» WHAT YOU ARE ASKED TO DO: Note each line that includes the word "penggunaan". Copy those lines.

» DATA PROVIDED:

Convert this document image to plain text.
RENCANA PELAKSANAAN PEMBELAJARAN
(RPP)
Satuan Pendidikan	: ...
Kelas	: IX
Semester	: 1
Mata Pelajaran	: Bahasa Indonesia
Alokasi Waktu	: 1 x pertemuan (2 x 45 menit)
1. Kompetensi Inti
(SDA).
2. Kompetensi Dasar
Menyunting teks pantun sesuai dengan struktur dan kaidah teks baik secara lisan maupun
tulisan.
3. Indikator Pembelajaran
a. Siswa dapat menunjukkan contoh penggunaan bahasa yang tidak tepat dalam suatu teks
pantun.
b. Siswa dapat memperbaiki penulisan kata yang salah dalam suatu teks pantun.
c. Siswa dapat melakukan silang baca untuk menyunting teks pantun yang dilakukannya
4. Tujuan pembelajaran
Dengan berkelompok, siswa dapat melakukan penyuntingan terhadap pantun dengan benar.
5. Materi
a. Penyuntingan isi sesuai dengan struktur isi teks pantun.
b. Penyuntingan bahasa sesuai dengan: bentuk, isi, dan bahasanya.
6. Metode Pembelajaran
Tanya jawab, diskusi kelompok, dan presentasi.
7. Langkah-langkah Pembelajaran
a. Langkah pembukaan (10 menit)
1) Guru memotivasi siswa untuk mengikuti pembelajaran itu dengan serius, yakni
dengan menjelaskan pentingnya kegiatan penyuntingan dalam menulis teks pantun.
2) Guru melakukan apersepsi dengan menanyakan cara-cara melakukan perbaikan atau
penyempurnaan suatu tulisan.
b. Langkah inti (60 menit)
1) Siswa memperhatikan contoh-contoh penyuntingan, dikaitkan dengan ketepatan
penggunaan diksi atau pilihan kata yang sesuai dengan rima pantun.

» RESPONSE:
a. Siswa dapat menunjukkan contoh penggunaan bahasa yang tidak tepat dalam suatu teks
penggunaan diksi atau pilihan kata yang sesuai dengan rima pantun.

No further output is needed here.